▽

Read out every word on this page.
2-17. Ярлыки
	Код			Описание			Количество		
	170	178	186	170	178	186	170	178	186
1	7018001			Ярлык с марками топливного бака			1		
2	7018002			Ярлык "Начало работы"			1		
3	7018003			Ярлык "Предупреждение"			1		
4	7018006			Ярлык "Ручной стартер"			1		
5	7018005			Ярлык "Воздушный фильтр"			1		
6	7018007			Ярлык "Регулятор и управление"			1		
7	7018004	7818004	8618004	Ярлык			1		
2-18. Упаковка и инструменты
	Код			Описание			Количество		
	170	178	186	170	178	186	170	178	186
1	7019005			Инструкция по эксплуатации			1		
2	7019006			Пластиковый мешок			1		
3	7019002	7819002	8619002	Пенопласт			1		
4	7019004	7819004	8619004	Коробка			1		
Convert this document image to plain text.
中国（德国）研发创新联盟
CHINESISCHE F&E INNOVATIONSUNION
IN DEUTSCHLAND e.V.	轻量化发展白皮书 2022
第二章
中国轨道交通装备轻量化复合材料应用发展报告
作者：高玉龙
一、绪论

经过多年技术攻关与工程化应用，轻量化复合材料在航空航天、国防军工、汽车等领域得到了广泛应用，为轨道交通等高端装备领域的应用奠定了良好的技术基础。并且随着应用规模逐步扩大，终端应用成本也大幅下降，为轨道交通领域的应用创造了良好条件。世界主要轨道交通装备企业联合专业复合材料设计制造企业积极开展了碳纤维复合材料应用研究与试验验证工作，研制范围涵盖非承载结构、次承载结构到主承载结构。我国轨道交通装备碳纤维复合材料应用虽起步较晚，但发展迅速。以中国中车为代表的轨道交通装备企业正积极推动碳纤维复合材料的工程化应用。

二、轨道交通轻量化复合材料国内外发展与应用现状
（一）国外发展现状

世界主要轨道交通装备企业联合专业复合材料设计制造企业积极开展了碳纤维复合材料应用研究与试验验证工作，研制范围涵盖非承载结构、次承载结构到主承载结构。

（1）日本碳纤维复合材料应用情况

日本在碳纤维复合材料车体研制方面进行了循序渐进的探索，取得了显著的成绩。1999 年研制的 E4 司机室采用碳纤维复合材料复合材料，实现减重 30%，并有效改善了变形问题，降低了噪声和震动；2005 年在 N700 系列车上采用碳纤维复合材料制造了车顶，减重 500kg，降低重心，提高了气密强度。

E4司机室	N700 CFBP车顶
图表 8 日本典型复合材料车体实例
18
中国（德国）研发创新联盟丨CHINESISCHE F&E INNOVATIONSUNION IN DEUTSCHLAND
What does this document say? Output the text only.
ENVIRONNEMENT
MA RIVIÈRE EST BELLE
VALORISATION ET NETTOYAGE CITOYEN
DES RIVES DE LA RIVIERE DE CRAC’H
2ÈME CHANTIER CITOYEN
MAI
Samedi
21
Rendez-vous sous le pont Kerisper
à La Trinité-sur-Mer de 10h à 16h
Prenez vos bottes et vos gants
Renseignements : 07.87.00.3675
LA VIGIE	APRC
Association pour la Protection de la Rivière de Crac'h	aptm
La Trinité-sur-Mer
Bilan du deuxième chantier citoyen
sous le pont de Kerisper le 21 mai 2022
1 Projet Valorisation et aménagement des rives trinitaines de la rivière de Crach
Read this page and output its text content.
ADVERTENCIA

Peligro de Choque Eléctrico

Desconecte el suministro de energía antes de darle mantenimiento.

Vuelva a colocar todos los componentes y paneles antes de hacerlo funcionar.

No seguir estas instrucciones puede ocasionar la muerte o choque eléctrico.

△

§ **To be done**:
Locate the word "Kerisper" in the records and collect each line it appears in.

§ **Output**:
Rendez-vous sous le pont Kerisper
sous le pont de Kerisper le 21 mai 2022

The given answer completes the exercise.